[Dataset entries on figures]
>>>
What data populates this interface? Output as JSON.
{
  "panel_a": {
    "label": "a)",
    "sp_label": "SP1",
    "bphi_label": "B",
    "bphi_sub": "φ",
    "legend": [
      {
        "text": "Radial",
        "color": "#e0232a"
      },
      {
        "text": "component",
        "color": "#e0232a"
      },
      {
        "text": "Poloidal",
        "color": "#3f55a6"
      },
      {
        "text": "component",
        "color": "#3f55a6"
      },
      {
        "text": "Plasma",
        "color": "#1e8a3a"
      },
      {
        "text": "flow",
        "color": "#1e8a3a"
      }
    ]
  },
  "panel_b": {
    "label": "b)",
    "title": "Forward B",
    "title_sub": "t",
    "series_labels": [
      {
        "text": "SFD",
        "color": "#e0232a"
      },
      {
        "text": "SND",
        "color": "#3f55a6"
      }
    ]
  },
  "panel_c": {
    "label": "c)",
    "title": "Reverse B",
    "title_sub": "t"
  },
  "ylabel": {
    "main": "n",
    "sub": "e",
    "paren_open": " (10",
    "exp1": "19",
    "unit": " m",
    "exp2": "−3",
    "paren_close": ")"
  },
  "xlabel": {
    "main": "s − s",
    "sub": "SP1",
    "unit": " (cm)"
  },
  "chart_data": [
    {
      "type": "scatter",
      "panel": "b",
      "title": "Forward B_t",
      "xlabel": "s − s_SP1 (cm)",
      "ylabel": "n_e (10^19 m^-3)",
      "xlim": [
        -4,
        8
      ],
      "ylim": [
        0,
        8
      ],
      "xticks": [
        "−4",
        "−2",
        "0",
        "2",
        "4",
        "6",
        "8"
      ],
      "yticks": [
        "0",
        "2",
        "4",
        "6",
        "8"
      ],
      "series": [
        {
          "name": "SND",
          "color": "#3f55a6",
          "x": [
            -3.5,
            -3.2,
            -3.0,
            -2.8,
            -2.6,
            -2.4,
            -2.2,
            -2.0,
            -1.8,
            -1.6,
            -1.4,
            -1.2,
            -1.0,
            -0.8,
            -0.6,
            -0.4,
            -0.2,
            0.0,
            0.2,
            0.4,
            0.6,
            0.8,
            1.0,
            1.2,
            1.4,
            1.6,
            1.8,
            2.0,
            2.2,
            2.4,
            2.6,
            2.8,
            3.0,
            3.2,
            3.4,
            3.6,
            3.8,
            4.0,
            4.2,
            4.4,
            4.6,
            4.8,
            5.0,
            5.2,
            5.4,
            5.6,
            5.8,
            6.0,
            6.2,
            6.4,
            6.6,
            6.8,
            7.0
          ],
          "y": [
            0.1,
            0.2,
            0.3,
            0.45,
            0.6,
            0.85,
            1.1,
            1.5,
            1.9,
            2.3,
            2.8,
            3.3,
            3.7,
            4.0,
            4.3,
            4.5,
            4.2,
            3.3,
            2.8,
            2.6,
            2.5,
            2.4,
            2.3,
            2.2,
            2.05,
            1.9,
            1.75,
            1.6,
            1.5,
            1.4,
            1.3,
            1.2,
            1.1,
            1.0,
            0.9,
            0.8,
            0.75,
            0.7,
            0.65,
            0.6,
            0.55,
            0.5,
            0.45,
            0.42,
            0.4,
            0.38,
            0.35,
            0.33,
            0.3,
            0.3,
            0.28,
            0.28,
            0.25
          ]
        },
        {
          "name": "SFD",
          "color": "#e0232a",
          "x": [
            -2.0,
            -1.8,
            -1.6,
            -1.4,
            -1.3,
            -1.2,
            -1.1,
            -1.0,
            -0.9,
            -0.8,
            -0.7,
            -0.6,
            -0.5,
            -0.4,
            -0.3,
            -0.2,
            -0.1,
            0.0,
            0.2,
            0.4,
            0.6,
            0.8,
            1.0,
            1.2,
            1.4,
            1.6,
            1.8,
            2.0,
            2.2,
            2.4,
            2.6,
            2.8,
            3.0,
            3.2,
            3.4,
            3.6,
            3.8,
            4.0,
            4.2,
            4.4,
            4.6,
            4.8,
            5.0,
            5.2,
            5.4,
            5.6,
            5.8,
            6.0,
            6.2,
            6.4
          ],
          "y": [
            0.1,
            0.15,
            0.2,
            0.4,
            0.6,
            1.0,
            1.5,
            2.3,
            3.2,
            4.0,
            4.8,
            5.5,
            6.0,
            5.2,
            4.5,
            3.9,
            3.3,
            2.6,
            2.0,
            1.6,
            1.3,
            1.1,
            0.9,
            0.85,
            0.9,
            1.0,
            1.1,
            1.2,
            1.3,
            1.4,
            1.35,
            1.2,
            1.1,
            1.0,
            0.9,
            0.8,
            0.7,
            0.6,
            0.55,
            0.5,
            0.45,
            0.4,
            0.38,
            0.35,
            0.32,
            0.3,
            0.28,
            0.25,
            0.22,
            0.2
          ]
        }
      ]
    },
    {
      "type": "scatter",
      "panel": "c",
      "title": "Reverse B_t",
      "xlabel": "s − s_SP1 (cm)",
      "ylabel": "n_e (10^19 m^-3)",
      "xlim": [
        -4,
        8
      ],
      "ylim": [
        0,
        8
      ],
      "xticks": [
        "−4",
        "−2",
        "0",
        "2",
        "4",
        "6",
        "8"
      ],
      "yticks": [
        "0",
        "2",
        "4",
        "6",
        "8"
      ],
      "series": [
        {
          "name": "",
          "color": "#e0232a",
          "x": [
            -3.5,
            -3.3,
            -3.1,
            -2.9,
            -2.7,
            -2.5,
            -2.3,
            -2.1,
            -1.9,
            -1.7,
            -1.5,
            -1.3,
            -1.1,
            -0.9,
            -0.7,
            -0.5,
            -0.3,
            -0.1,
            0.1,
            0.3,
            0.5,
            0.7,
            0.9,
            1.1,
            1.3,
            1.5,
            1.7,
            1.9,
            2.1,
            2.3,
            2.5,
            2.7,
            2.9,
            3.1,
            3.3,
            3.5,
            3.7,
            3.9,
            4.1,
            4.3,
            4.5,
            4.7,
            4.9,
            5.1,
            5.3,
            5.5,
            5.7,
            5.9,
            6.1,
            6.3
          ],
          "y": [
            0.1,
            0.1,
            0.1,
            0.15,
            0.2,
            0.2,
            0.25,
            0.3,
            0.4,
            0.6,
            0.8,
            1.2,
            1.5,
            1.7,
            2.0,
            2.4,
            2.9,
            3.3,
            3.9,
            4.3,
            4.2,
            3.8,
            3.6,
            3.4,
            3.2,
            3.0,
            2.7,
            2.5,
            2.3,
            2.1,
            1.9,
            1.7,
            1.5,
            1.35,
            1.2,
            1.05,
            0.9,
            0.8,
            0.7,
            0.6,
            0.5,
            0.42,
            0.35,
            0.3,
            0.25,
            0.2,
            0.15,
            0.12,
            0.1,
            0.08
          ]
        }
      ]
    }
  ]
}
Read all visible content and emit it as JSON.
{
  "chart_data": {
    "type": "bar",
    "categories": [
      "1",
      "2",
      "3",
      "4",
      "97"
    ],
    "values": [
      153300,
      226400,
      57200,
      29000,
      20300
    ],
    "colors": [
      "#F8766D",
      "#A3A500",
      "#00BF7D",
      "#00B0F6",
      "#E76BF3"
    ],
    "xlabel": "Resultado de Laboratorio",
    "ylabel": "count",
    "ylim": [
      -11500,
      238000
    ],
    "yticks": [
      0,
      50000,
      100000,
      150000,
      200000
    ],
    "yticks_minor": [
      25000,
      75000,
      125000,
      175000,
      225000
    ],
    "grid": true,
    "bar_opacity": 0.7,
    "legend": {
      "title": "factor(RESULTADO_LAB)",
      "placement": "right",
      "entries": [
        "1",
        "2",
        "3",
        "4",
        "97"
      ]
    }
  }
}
<<<
## WHAT IS REQUIRED
Write all of the records out again exactly.

## SOLUTION FOR THIS TASK
What data populates this interface? Output as JSON.
{
  "panel_a": {
    "label": "a)",
    "sp_label": "SP1",
    "bphi_label": "B",
    "bphi_sub": "φ",
    "legend": [
      {
        "text": "Radial",
        "color": "#e0232a"
      },
      {
        "text": "component",
        "color": "#e0232a"
      },
      {
        "text": "Poloidal",
        "color": "#3f55a6"
      },
      {
        "text": "component",
        "color": "#3f55a6"
      },
      {
        "text": "Plasma",
        "color": "#1e8a3a"
      },
      {
        "text": "flow",
        "color": "#1e8a3a"
      }
    ]
  },
  "panel_b": {
    "label": "b)",
    "title": "Forward B",
    "title_sub": "t",
    "series_labels": [
      {
        "text": "SFD",
        "color": "#e0232a"
      },
      {
        "text": "SND",
        "color": "#3f55a6"
      }
    ]
  },
  "panel_c": {
    "label": "c)",
    "title": "Reverse B",
    "title_sub": "t"
  },
  "ylabel": {
    "main": "n",
    "sub": "e",
    "paren_open": " (10",
    "exp1": "19",
    "unit": " m",
    "exp2": "−3",
    "paren_close": ")"
  },
  "xlabel": {
    "main": "s − s",
    "sub": "SP1",
    "unit": " (cm)"
  },
  "chart_data": [
    {
      "type": "scatter",
      "panel": "b",
      "title": "Forward B_t",
      "xlabel": "s − s_SP1 (cm)",
      "ylabel": "n_e (10^19 m^-3)",
      "xlim": [
        -4,
        8
      ],
      "ylim": [
        0,
        8
      ],
      "xticks": [
        "−4",
        "−2",
        "0",
        "2",
        "4",
        "6",
        "8"
      ],
      "yticks": [
        "0",
        "2",
        "4",
        "6",
        "8"
      ],
      "series": [
        {
          "name": "SND",
          "color": "#3f55a6",
          "x": [
            -3.5,
            -3.2,
            -3.0,
            -2.8,
            -2.6,
            -2.4,
            -2.2,
            -2.0,
            -1.8,
            -1.6,
            -1.4,
            -1.2,
            -1.0,
            -0.8,
            -0.6,
            -0.4,
            -0.2,
            0.0,
            0.2,
            0.4,
            0.6,
            0.8,
            1.0,
            1.2,
            1.4,
            1.6,
            1.8,
            2.0,
            2.2,
            2.4,
            2.6,
            2.8,
            3.0,
            3.2,
            3.4,
            3.6,
            3.8,
            4.0,
            4.2,
            4.4,
            4.6,
            4.8,
            5.0,
            5.2,
            5.4,
            5.6,
            5.8,
            6.0,
            6.2,
            6.4,
            6.6,
            6.8,
            7.0
          ],
          "y": [
            0.1,
            0.2,
            0.3,
            0.45,
            0.6,
            0.85,
            1.1,
            1.5,
            1.9,
            2.3,
            2.8,
            3.3,
            3.7,
            4.0,
            4.3,
            4.5,
            4.2,
            3.3,
            2.8,
            2.6,
            2.5,
            2.4,
            2.3,
            2.2,
            2.05,
            1.9,
            1.75,
            1.6,
            1.5,
            1.4,
            1.3,
            1.2,
            1.1,
            1.0,
            0.9,
            0.8,
            0.75,
            0.7,
            0.65,
            0.6,
            0.55,
            0.5,
            0.45,
            0.42,
            0.4,
            0.38,
            0.35,
            0.33,
            0.3,
            0.3,
            0.28,
            0.28,
            0.25
          ]
        },
        {
          "name": "SFD",
          "color": "#e0232a",
          "x": [
            -2.0,
            -1.8,
            -1.6,
            -1.4,
            -1.3,
            -1.2,
            -1.1,
            -1.0,
            -0.9,
            -0.8,
            -0.7,
            -0.6,
            -0.5,
            -0.4,
            -0.3,
            -0.2,
            -0.1,
            0.0,
            0.2,
            0.4,
            0.6,
            0.8,
            1.0,
            1.2,
            1.4,
            1.6,
            1.8,
            2.0,
            2.2,
            2.4,
            2.6,
            2.8,
            3.0,
            3.2,
            3.4,
            3.6,
            3.8,
            4.0,
            4.2,
            4.4,
            4.6,
            4.8,
            5.0,
            5.2,
            5.4,
            5.6,
            5.8,
            6.0,
            6.2,
            6.4
          ],
          "y": [
            0.1,
            0.15,
            0.2,
            0.4,
            0.6,
            1.0,
            1.5,
            2.3,
            3.2,
            4.0,
            4.8,
            5.5,
            6.0,
            5.2,
            4.5,
            3.9,
            3.3,
            2.6,
            2.0,
            1.6,
            1.3,
            1.1,
            0.9,
            0.85,
            0.9,
            1.0,
            1.1,
            1.2,
            1.3,
            1.4,
            1.35,
            1.2,
            1.1,
            1.0,
            0.9,
            0.8,
            0.7,
            0.6,
            0.55,
            0.5,
            0.45,
            0.4,
            0.38,
            0.35,
            0.32,
            0.3,
            0.28,
            0.25,
            0.22,
            0.2
          ]
        }
      ]
    },
    {
      "type": "scatter",
      "panel": "c",
      "title": "Reverse B_t",
      "xlabel": "s − s_SP1 (cm)",
      "ylabel": "n_e (10^19 m^-3)",
      "xlim": [
        -4,
        8
      ],
      "ylim": [
        0,
        8
      ],
      "xticks": [
        "−4",
        "−2",
        "0",
        "2",
        "4",
        "6",
        "8"
      ],
      "yticks": [
        "0",
        "2",
        "4",
        "6",
        "8"
      ],
      "series": [
        {
          "name": "",
          "color": "#e0232a",
          "x": [
            -3.5,
            -3.3,
            -3.1,
            -2.9,
            -2.7,
            -2.5,
            -2.3,
            -2.1,
            -1.9,
            -1.7,
            -1.5,
            -1.3,
            -1.1,
            -0.9,
            -0.7,
            -0.5,
            -0.3,
            -0.1,
            0.1,
            0.3,
            0.5,
            0.7,
            0.9,
            1.1,
            1.3,
            1.5,
            1.7,
            1.9,
            2.1,
            2.3,
            2.5,
            2.7,
            2.9,
            3.1,
            3.3,
            3.5,
            3.7,
            3.9,
            4.1,
            4.3,
            4.5,
            4.7,
            4.9,
            5.1,
            5.3,
            5.5,
            5.7,
            5.9,
            6.1,
            6.3
          ],
          "y": [
            0.1,
            0.1,
            0.1,
            0.15,
            0.2,
            0.2,
            0.25,
            0.3,
            0.4,
            0.6,
            0.8,
            1.2,
            1.5,
            1.7,
            2.0,
            2.4,
            2.9,
            3.3,
            3.9,
            4.3,
            4.2,
            3.8,
            3.6,
            3.4,
            3.2,
            3.0,
            2.7,
            2.5,
            2.3,
            2.1,
            1.9,
            1.7,
            1.5,
            1.35,
            1.2,
            1.05,
            0.9,
            0.8,
            0.7,
            0.6,
            0.5,
            0.42,
            0.35,
            0.3,
            0.25,
            0.2,
            0.15,
            0.12,
            0.1,
            0.08
          ]
        }
      ]
    }
  ]
}
Read all visible content and emit it as JSON.
{
  "chart_data": {
    "type": "bar",
    "categories": [
      "1",
      "2",
      "3",
      "4",
      "97"
    ],
    "values": [
      153300,
      226400,
      57200,
      29000,
      20300
    ],
    "colors": [
      "#F8766D",
      "#A3A500",
      "#00BF7D",
      "#00B0F6",
      "#E76BF3"
    ],
    "xlabel": "Resultado de Laboratorio",
    "ylabel": "count",
    "ylim": [
      -11500,
      238000
    ],
    "yticks": [
      0,
      50000,
      100000,
      150000,
      200000
    ],
    "yticks_minor": [
      25000,
      75000,
      125000,
      175000,
      225000
    ],
    "grid": true,
    "bar_opacity": 0.7,
    "legend": {
      "title": "factor(RESULTADO_LAB)",
      "placement": "right",
      "entries": [
        "1",
        "2",
        "3",
        "4",
        "97"
      ]
    }
  }
}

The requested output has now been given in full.